## STATED PROBLEM:
Please write out the material that follows, exactly as it stands.

(Extracted data entries)
** Start **

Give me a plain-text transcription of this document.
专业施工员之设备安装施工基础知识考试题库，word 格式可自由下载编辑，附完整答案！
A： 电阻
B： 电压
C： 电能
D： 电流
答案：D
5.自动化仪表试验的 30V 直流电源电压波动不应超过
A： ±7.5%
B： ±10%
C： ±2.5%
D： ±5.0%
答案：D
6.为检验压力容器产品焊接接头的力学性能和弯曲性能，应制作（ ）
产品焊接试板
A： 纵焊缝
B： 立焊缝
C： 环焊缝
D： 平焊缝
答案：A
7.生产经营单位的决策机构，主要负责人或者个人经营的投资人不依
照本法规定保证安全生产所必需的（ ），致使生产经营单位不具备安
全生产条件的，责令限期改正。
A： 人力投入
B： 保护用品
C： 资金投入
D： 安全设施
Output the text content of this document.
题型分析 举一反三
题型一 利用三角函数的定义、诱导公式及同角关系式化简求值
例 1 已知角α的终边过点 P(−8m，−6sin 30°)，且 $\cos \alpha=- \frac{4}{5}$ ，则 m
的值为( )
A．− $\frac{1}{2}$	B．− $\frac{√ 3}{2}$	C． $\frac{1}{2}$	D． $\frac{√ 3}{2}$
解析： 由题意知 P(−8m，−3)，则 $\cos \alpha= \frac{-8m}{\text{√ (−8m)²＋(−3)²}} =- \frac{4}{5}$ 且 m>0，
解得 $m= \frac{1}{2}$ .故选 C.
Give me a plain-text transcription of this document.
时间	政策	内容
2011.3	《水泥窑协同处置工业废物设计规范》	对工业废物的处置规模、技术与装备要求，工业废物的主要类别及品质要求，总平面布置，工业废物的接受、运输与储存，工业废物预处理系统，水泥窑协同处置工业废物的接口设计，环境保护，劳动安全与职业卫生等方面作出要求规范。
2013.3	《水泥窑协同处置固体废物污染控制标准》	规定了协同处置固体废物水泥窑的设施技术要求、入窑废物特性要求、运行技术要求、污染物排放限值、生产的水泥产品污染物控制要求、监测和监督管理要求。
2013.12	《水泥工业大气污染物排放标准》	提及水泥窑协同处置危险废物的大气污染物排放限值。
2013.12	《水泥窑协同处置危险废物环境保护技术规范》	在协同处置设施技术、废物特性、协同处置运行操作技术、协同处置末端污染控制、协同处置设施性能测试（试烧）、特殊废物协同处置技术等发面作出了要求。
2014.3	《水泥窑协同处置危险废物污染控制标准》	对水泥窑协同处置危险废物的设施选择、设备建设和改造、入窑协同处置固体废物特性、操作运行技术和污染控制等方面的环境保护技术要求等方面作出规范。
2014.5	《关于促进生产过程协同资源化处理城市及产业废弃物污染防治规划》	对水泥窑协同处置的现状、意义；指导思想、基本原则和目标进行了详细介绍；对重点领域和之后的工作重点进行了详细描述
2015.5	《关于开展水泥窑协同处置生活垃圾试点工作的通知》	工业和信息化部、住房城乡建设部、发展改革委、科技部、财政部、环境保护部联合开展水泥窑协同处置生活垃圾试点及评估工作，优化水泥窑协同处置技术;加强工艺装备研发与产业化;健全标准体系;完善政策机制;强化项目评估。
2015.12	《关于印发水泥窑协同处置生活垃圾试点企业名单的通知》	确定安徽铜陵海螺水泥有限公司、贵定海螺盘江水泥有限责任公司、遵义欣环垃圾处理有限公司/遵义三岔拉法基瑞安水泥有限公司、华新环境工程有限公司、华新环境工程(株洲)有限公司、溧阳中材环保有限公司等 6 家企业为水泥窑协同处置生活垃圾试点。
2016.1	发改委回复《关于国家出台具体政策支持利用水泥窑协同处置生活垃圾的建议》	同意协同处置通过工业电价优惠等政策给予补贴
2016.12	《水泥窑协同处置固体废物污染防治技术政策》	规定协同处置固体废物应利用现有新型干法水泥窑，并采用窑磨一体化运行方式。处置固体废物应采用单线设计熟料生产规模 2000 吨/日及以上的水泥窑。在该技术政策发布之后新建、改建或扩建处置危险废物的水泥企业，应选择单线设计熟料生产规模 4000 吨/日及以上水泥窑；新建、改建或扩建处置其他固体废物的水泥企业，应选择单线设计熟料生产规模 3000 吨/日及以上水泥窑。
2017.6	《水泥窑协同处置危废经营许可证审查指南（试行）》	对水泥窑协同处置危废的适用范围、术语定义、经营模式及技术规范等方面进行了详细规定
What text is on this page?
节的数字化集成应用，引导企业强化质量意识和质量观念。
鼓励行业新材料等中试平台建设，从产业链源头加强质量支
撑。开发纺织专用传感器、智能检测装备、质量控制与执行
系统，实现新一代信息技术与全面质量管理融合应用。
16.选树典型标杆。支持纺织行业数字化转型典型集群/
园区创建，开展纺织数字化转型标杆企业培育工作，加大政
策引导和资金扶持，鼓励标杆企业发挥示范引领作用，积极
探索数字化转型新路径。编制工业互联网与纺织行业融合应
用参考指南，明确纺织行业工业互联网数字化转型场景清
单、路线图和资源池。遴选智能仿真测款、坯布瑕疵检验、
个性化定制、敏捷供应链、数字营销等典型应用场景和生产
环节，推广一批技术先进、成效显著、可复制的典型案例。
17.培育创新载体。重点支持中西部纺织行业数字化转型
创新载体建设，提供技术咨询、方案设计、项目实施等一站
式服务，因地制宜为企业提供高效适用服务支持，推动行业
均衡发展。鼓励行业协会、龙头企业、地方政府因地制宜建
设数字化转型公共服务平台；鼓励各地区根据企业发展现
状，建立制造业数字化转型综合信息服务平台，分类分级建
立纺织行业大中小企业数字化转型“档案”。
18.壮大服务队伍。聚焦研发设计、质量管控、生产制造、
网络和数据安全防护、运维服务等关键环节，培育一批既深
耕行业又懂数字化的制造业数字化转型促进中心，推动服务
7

** End **

## SOLUTION:
Give me a plain-text transcription of this document.
专业施工员之设备安装施工基础知识考试题库，word 格式可自由下载编辑，附完整答案！
A： 电阻
B： 电压
C： 电能
D： 电流
答案：D
5.自动化仪表试验的 30V 直流电源电压波动不应超过
A： ±7.5%
B： ±10%
C： ±2.5%
D： ±5.0%
答案：D
6.为检验压力容器产品焊接接头的力学性能和弯曲性能，应制作（ ）
产品焊接试板
A： 纵焊缝
B： 立焊缝
C： 环焊缝
D： 平焊缝
答案：A
7.生产经营单位的决策机构，主要负责人或者个人经营的投资人不依
照本法规定保证安全生产所必需的（ ），致使生产经营单位不具备安
全生产条件的，责令限期改正。
A： 人力投入
B： 保护用品
C： 资金投入
D： 安全设施
Output the text content of this document.
题型分析 举一反三
题型一 利用三角函数的定义、诱导公式及同角关系式化简求值
例 1 已知角α的终边过点 P(−8m，−6sin 30°)，且 $\cos \alpha=- \frac{4}{5}$ ，则 m
的值为( )
A．− $\frac{1}{2}$	B．− $\frac{√ 3}{2}$	C． $\frac{1}{2}$	D． $\frac{√ 3}{2}$
解析： 由题意知 P(−8m，−3)，则 $\cos \alpha= \frac{-8m}{\text{√ (−8m)²＋(−3)²}} =- \frac{4}{5}$ 且 m>0，
解得 $m= \frac{1}{2}$ .故选 C.
Give me a plain-text transcription of this document.
时间	政策	内容
2011.3	《水泥窑协同处置工业废物设计规范》	对工业废物的处置规模、技术与装备要求，工业废物的主要类别及品质要求，总平面布置，工业废物的接受、运输与储存，工业废物预处理系统，水泥窑协同处置工业废物的接口设计，环境保护，劳动安全与职业卫生等方面作出要求规范。
2013.3	《水泥窑协同处置固体废物污染控制标准》	规定了协同处置固体废物水泥窑的设施技术要求、入窑废物特性要求、运行技术要求、污染物排放限值、生产的水泥产品污染物控制要求、监测和监督管理要求。
2013.12	《水泥工业大气污染物排放标准》	提及水泥窑协同处置危险废物的大气污染物排放限值。
2013.12	《水泥窑协同处置危险废物环境保护技术规范》	在协同处置设施技术、废物特性、协同处置运行操作技术、协同处置末端污染控制、协同处置设施性能测试（试烧）、特殊废物协同处置技术等发面作出了要求。
2014.3	《水泥窑协同处置危险废物污染控制标准》	对水泥窑协同处置危险废物的设施选择、设备建设和改造、入窑协同处置固体废物特性、操作运行技术和污染控制等方面的环境保护技术要求等方面作出规范。
2014.5	《关于促进生产过程协同资源化处理城市及产业废弃物污染防治规划》	对水泥窑协同处置的现状、意义；指导思想、基本原则和目标进行了详细介绍；对重点领域和之后的工作重点进行了详细描述
2015.5	《关于开展水泥窑协同处置生活垃圾试点工作的通知》	工业和信息化部、住房城乡建设部、发展改革委、科技部、财政部、环境保护部联合开展水泥窑协同处置生活垃圾试点及评估工作，优化水泥窑协同处置技术;加强工艺装备研发与产业化;健全标准体系;完善政策机制;强化项目评估。
2015.12	《关于印发水泥窑协同处置生活垃圾试点企业名单的通知》	确定安徽铜陵海螺水泥有限公司、贵定海螺盘江水泥有限责任公司、遵义欣环垃圾处理有限公司/遵义三岔拉法基瑞安水泥有限公司、华新环境工程有限公司、华新环境工程(株洲)有限公司、溧阳中材环保有限公司等 6 家企业为水泥窑协同处置生活垃圾试点。
2016.1	发改委回复《关于国家出台具体政策支持利用水泥窑协同处置生活垃圾的建议》	同意协同处置通过工业电价优惠等政策给予补贴
2016.12	《水泥窑协同处置固体废物污染防治技术政策》	规定协同处置固体废物应利用现有新型干法水泥窑，并采用窑磨一体化运行方式。处置固体废物应采用单线设计熟料生产规模 2000 吨/日及以上的水泥窑。在该技术政策发布之后新建、改建或扩建处置危险废物的水泥企业，应选择单线设计熟料生产规模 4000 吨/日及以上水泥窑；新建、改建或扩建处置其他固体废物的水泥企业，应选择单线设计熟料生产规模 3000 吨/日及以上水泥窑。
2017.6	《水泥窑协同处置危废经营许可证审查指南（试行）》	对水泥窑协同处置危废的适用范围、术语定义、经营模式及技术规范等方面进行了详细规定
What text is on this page?
节的数字化集成应用，引导企业强化质量意识和质量观念。
鼓励行业新材料等中试平台建设，从产业链源头加强质量支
撑。开发纺织专用传感器、智能检测装备、质量控制与执行
系统，实现新一代信息技术与全面质量管理融合应用。
16.选树典型标杆。支持纺织行业数字化转型典型集群/
园区创建，开展纺织数字化转型标杆企业培育工作，加大政
策引导和资金扶持，鼓励标杆企业发挥示范引领作用，积极
探索数字化转型新路径。编制工业互联网与纺织行业融合应
用参考指南，明确纺织行业工业互联网数字化转型场景清
单、路线图和资源池。遴选智能仿真测款、坯布瑕疵检验、
个性化定制、敏捷供应链、数字营销等典型应用场景和生产
环节，推广一批技术先进、成效显著、可复制的典型案例。
17.培育创新载体。重点支持中西部纺织行业数字化转型
创新载体建设，提供技术咨询、方案设计、项目实施等一站
式服务，因地制宜为企业提供高效适用服务支持，推动行业
均衡发展。鼓励行业协会、龙头企业、地方政府因地制宜建
设数字化转型公共服务平台；鼓励各地区根据企业发展现
状，建立制造业数字化转型综合信息服务平台，分类分级建
立纺织行业大中小企业数字化转型“档案”。
18.壮大服务队伍。聚焦研发设计、质量管控、生产制造、
网络和数据安全防护、运维服务等关键环节，培育一批既深
耕行业又懂数字化的制造业数字化转型促进中心，推动服务
7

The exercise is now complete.